> _ENTRIES SHOWN_:
• • •

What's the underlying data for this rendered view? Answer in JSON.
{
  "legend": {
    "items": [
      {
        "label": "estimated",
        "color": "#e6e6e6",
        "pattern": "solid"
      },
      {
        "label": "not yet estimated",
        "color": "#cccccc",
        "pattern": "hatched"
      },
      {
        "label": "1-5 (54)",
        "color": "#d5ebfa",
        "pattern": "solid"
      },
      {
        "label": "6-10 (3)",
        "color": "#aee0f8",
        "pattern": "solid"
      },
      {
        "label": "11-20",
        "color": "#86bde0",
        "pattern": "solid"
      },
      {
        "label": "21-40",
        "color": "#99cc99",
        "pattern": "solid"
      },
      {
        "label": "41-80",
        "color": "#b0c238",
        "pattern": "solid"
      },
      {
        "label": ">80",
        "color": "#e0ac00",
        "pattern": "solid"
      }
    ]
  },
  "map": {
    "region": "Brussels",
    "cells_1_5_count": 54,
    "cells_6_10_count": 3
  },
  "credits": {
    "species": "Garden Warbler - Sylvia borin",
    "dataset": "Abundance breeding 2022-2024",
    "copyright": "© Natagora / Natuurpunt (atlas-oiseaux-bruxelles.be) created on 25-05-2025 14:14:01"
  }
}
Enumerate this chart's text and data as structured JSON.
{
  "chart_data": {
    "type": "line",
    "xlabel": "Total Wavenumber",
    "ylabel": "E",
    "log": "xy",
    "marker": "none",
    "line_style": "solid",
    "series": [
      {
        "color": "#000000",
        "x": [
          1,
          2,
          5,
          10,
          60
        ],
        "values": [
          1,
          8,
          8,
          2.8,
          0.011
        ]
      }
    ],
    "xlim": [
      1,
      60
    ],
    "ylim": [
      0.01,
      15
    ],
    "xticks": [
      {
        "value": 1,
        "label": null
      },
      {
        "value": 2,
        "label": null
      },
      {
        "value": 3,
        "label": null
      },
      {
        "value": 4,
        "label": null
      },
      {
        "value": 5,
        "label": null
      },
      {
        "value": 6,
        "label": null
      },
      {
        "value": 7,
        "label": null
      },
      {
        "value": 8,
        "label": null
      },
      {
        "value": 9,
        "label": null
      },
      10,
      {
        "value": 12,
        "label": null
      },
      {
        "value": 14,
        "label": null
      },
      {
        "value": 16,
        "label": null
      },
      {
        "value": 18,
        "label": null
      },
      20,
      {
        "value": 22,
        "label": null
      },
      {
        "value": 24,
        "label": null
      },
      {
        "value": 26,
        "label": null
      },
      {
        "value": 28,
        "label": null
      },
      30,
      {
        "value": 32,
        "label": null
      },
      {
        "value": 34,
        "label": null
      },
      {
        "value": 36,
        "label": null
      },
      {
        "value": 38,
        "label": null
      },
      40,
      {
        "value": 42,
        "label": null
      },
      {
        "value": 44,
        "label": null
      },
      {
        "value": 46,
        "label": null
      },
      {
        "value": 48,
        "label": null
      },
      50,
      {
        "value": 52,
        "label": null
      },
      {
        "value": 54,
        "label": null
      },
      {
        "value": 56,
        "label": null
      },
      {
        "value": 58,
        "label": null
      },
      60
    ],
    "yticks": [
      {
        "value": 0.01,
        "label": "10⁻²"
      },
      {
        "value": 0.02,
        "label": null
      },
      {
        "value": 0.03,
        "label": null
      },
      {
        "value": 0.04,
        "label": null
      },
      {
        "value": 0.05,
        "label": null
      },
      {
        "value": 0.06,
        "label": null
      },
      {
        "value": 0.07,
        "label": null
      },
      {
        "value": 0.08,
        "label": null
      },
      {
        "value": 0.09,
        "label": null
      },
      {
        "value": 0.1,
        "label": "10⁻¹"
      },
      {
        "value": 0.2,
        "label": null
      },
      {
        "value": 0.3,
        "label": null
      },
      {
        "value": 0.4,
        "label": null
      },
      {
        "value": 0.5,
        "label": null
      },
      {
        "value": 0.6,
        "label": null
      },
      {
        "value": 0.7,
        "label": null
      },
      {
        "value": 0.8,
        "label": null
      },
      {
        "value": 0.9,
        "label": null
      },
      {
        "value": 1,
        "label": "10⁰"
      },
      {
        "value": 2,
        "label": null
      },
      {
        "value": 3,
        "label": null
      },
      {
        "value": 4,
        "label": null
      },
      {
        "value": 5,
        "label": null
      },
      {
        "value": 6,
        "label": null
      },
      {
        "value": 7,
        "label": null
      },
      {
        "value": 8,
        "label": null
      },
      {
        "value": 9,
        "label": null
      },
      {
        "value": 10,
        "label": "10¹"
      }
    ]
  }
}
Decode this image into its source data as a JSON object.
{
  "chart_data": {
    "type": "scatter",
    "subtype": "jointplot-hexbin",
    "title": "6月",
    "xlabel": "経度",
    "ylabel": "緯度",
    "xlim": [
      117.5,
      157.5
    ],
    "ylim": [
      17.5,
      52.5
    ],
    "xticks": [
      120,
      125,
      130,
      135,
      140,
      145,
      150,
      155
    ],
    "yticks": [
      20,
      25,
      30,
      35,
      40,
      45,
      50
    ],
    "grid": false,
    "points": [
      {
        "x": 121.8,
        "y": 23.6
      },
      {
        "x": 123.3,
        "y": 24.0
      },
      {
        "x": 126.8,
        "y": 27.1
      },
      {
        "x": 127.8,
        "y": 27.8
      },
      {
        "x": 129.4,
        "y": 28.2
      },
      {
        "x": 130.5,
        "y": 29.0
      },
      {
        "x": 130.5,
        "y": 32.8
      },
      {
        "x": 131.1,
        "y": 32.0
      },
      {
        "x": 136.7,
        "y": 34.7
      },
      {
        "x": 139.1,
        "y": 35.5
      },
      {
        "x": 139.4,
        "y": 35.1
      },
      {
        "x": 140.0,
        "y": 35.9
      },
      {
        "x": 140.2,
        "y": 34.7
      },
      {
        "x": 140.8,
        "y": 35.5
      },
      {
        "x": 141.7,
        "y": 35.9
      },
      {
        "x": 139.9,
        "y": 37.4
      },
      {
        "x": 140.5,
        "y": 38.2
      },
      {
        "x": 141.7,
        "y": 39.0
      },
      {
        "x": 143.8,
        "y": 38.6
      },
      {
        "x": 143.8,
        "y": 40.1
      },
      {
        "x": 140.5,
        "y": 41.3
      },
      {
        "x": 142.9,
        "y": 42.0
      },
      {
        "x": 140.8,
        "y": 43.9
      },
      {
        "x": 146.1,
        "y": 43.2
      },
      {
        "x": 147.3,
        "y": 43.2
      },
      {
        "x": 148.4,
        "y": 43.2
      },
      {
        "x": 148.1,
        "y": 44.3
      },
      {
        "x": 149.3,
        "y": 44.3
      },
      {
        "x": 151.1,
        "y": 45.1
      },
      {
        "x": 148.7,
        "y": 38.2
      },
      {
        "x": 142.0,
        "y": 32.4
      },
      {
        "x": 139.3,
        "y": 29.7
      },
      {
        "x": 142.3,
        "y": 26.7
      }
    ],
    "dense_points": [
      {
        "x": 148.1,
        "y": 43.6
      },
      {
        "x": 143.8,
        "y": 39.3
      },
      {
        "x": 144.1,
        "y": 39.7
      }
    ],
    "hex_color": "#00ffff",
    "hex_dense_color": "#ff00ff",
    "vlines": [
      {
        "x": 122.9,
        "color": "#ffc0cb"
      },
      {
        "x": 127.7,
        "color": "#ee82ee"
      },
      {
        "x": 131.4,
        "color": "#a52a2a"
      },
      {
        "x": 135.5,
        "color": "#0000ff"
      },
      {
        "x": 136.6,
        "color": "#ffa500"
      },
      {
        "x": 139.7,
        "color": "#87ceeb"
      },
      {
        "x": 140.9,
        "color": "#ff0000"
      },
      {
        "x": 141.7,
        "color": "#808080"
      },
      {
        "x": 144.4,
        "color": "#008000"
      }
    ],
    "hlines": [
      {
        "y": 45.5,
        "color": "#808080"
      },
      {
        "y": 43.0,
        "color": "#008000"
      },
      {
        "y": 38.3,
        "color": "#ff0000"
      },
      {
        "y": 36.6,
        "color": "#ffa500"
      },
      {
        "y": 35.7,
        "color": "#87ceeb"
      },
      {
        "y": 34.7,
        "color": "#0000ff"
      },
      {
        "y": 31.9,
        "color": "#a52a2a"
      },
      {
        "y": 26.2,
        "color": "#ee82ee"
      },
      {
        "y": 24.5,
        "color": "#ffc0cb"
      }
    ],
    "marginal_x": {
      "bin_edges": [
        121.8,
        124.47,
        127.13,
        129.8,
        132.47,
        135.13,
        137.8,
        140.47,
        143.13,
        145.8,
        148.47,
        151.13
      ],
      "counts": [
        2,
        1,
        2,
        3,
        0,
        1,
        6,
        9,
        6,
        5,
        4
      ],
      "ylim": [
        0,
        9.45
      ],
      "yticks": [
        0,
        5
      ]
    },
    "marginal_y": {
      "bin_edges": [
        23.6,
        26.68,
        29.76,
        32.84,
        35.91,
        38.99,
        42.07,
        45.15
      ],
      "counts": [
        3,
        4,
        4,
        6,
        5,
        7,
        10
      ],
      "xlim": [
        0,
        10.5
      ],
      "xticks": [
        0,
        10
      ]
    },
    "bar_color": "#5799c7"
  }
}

• • •

> _WHAT IS ASKED_:
Within the listing above, copy each line that has the string "JSON".

> _SOLUTION TO THE EXERCISE_:
What's the underlying data for this rendered view? Answer in JSON.
Enumerate this chart's text and data as structured JSON.
Decode this image into its source data as a JSON object.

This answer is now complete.